*WHAT IS NEEDED:* Check every line of the entries for "JSON", and copy the lines that hold it.

*DATASET CONTENT:*

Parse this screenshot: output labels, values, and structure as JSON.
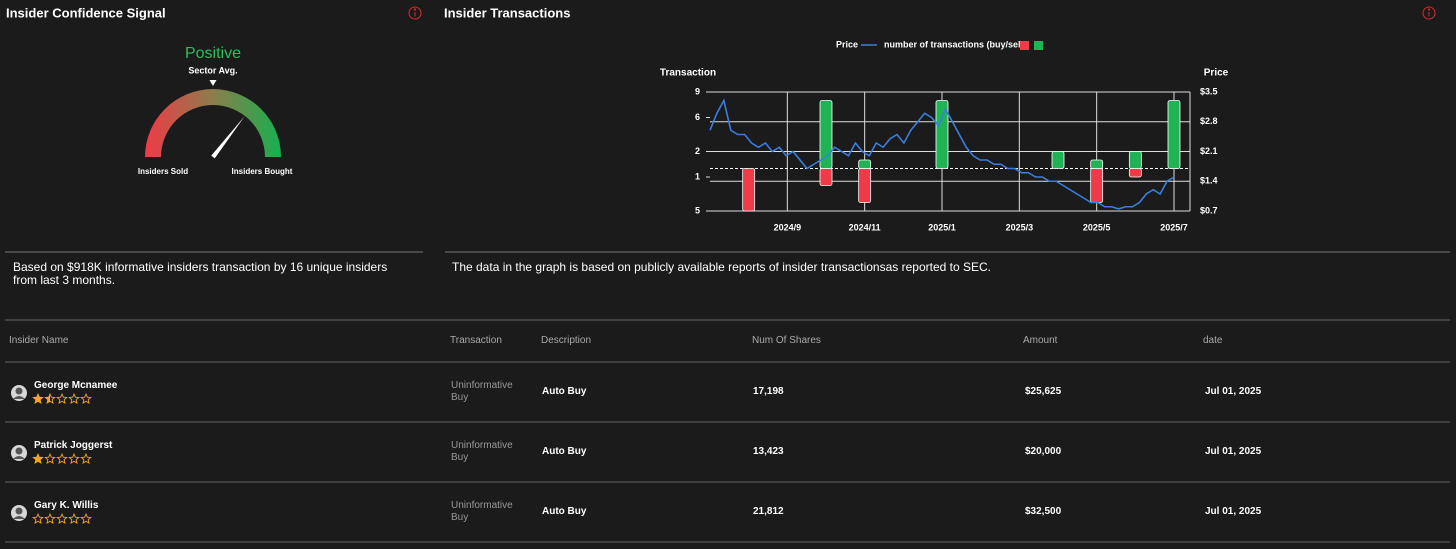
{
  "confidence": {
    "title": "Insider Confidence Signal",
    "signal": "Positive",
    "sector_label": "Sector Avg.",
    "left_label": "Insiders Sold",
    "right_label": "Insiders Bought",
    "gauge": {
      "value": 71,
      "sector_avg": 50,
      "min": 0,
      "max": 100
    },
    "note": "Based on $918K informative insiders transaction by 16 unique insiders from last 3 months."
  },
  "chart_data": {
    "type": "bar-line",
    "title": "Insider Transactions",
    "ylabel": "Transaction",
    "y2label": "Price",
    "xlim": [
      "2024/7",
      "2025/7"
    ],
    "xticks": [
      "2024/9",
      "2024/11",
      "2025/1",
      "2025/3",
      "2025/5",
      "2025/7"
    ],
    "ylim": [
      -5,
      9
    ],
    "yticks": [
      9,
      6,
      2,
      {
        "value": -1,
        "label": "1"
      },
      {
        "value": -5,
        "label": "5"
      }
    ],
    "y2lim": [
      0.7,
      3.5
    ],
    "y2ticks": [
      {
        "value": 3.5,
        "label": "$3.5"
      },
      {
        "value": 2.8,
        "label": "$2.8"
      },
      {
        "value": 2.1,
        "label": "$2.1"
      },
      {
        "value": 1.4,
        "label": "$1.4"
      },
      {
        "value": 0.7,
        "label": "$0.7"
      }
    ],
    "grid": true,
    "series": [
      {
        "name": "Price",
        "color": "#3a7ee0",
        "axis": "y2",
        "values": [
          2.6,
          3.0,
          3.3,
          2.6,
          2.5,
          2.5,
          2.3,
          2.2,
          2.3,
          2.1,
          2.2,
          2.0,
          2.1,
          1.9,
          1.7,
          1.8,
          1.9,
          2.0,
          2.2,
          2.1,
          2.0,
          2.3,
          2.1,
          2.0,
          2.3,
          2.2,
          2.4,
          2.5,
          2.3,
          2.6,
          2.8,
          3.0,
          2.9,
          2.7,
          3.1,
          2.8,
          2.5,
          2.2,
          2.0,
          1.9,
          1.9,
          1.8,
          1.8,
          1.7,
          1.7,
          1.6,
          1.6,
          1.5,
          1.5,
          1.4,
          1.4,
          1.3,
          1.2,
          1.1,
          1.0,
          0.9,
          0.9,
          0.8,
          0.8,
          0.75,
          0.8,
          0.8,
          0.9,
          1.1,
          1.2,
          1.1,
          1.4,
          1.5
        ]
      },
      {
        "name": "number of transactions (buy/sell)",
        "color": "#1fb355",
        "sell_color": "#f03a47",
        "x": [
          "2024/8",
          "2024/10",
          "2024/11",
          "2025/1",
          "2025/4",
          "2025/5",
          "2025/6",
          "2025/7"
        ],
        "buy": [
          null,
          8,
          1,
          8,
          2,
          1,
          2,
          8
        ],
        "sell": [
          -5,
          -2,
          -4,
          null,
          null,
          -4,
          -1,
          null
        ]
      }
    ],
    "note": "The data in the graph is based on publicly available reports of insider transactionsas reported to SEC."
  },
  "table": {
    "columns": [
      "Insider Name",
      "Transaction",
      "Description",
      "Num Of Shares",
      "Amount",
      "date"
    ],
    "rows": [
      {
        "name": "George Mcnamee",
        "rating": 1.5,
        "transaction": "Uninformative Buy",
        "description": "Auto Buy",
        "shares": "17,198",
        "amount": "$25,625",
        "date": "Jul 01, 2025"
      },
      {
        "name": "Patrick Joggerst",
        "rating": 1,
        "transaction": "Uninformative Buy",
        "description": "Auto Buy",
        "shares": "13,423",
        "amount": "$20,000",
        "date": "Jul 01, 2025"
      },
      {
        "name": "Gary K. Willis",
        "rating": 0,
        "transaction": "Uninformative Buy",
        "description": "Auto Buy",
        "shares": "21,812",
        "amount": "$32,500",
        "date": "Jul 01, 2025"
      }
    ]
  }
}
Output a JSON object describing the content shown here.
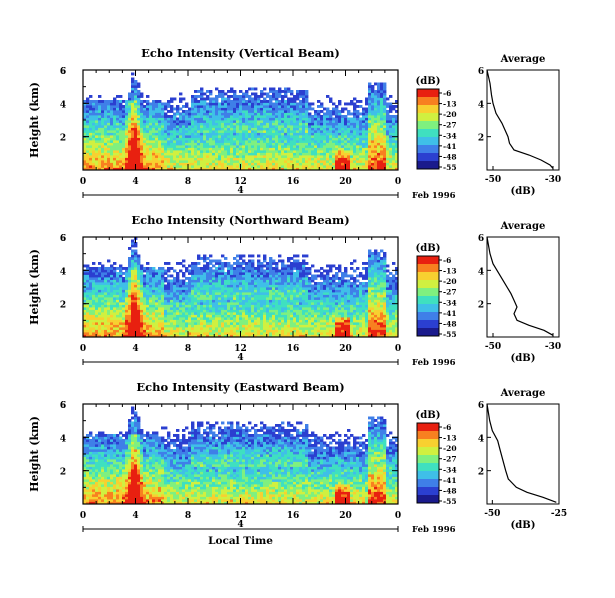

*ANSWER:*
Parse this screenshot: output labels, values, and structure as JSON.
Output a JSON object describing the content shown here.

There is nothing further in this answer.